**Your goal:**
Return the whole listing, keeping every character the same.

**Extracted information:**

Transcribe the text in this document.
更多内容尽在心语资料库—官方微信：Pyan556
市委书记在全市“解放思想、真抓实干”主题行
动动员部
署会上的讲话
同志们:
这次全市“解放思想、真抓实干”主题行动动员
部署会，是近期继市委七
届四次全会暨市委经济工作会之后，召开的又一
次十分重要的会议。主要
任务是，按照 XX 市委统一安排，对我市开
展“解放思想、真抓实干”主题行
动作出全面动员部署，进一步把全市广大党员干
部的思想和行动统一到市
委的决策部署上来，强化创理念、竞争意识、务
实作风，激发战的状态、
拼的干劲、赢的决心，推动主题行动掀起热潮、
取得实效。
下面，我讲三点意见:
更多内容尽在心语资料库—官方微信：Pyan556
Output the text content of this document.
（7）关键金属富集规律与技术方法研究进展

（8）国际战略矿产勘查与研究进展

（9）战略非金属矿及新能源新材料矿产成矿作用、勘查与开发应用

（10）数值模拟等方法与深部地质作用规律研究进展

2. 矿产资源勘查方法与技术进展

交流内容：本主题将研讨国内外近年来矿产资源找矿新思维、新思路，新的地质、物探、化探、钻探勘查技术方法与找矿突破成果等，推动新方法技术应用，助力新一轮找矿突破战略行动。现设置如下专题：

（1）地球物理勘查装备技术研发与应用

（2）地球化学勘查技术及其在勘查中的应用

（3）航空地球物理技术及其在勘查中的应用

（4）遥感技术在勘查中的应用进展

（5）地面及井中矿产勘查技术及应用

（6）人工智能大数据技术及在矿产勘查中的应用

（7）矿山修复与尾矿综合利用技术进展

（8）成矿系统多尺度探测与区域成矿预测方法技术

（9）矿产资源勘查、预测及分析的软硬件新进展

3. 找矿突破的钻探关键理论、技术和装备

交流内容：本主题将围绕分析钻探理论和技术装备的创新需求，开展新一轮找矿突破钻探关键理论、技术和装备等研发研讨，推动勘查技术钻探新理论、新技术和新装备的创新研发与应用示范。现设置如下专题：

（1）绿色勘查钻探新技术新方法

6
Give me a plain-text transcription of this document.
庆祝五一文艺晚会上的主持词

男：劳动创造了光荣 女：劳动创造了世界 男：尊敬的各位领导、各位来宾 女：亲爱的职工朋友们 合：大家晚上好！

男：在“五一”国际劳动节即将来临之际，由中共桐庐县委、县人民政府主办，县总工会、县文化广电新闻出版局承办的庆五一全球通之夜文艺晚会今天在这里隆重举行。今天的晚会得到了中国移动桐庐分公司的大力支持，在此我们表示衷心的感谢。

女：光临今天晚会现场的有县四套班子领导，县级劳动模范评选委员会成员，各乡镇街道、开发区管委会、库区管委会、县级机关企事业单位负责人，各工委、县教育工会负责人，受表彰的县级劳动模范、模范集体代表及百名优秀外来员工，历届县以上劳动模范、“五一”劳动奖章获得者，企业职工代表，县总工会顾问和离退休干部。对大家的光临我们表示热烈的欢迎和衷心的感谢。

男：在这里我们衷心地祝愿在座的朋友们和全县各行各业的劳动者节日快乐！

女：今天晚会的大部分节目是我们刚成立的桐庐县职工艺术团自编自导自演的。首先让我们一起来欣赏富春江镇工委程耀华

**Response:**
Transcribe the text in this document.
更多内容尽在心语资料库—官方微信：Pyan556
市委书记在全市“解放思想、真抓实干”主题行
动动员部
署会上的讲话
同志们:
这次全市“解放思想、真抓实干”主题行动动员
部署会，是近期继市委七
届四次全会暨市委经济工作会之后，召开的又一
次十分重要的会议。主要
任务是，按照 XX 市委统一安排，对我市开
展“解放思想、真抓实干”主题行
动作出全面动员部署，进一步把全市广大党员干
部的思想和行动统一到市
委的决策部署上来，强化创理念、竞争意识、务
实作风，激发战的状态、
拼的干劲、赢的决心，推动主题行动掀起热潮、
取得实效。
下面，我讲三点意见:
更多内容尽在心语资料库—官方微信：Pyan556
Output the text content of this document.
（7）关键金属富集规律与技术方法研究进展

（8）国际战略矿产勘查与研究进展

（9）战略非金属矿及新能源新材料矿产成矿作用、勘查与开发应用

（10）数值模拟等方法与深部地质作用规律研究进展

2. 矿产资源勘查方法与技术进展

交流内容：本主题将研讨国内外近年来矿产资源找矿新思维、新思路，新的地质、物探、化探、钻探勘查技术方法与找矿突破成果等，推动新方法技术应用，助力新一轮找矿突破战略行动。现设置如下专题：

（1）地球物理勘查装备技术研发与应用

（2）地球化学勘查技术及其在勘查中的应用

（3）航空地球物理技术及其在勘查中的应用

（4）遥感技术在勘查中的应用进展

（5）地面及井中矿产勘查技术及应用

（6）人工智能大数据技术及在矿产勘查中的应用

（7）矿山修复与尾矿综合利用技术进展

（8）成矿系统多尺度探测与区域成矿预测方法技术

（9）矿产资源勘查、预测及分析的软硬件新进展

3. 找矿突破的钻探关键理论、技术和装备

交流内容：本主题将围绕分析钻探理论和技术装备的创新需求，开展新一轮找矿突破钻探关键理论、技术和装备等研发研讨，推动勘查技术钻探新理论、新技术和新装备的创新研发与应用示范。现设置如下专题：

（1）绿色勘查钻探新技术新方法

6
Give me a plain-text transcription of this document.
庆祝五一文艺晚会上的主持词

男：劳动创造了光荣 女：劳动创造了世界 男：尊敬的各位领导、各位来宾 女：亲爱的职工朋友们 合：大家晚上好！

男：在“五一”国际劳动节即将来临之际，由中共桐庐县委、县人民政府主办，县总工会、县文化广电新闻出版局承办的庆五一全球通之夜文艺晚会今天在这里隆重举行。今天的晚会得到了中国移动桐庐分公司的大力支持，在此我们表示衷心的感谢。

女：光临今天晚会现场的有县四套班子领导，县级劳动模范评选委员会成员，各乡镇街道、开发区管委会、库区管委会、县级机关企事业单位负责人，各工委、县教育工会负责人，受表彰的县级劳动模范、模范集体代表及百名优秀外来员工，历届县以上劳动模范、“五一”劳动奖章获得者，企业职工代表，县总工会顾问和离退休干部。对大家的光临我们表示热烈的欢迎和衷心的感谢。

男：在这里我们衷心地祝愿在座的朋友们和全县各行各业的劳动者节日快乐！

女：今天晚会的大部分节目是我们刚成立的桐庐县职工艺术团自编自导自演的。首先让我们一起来欣赏富春江镇工委程耀华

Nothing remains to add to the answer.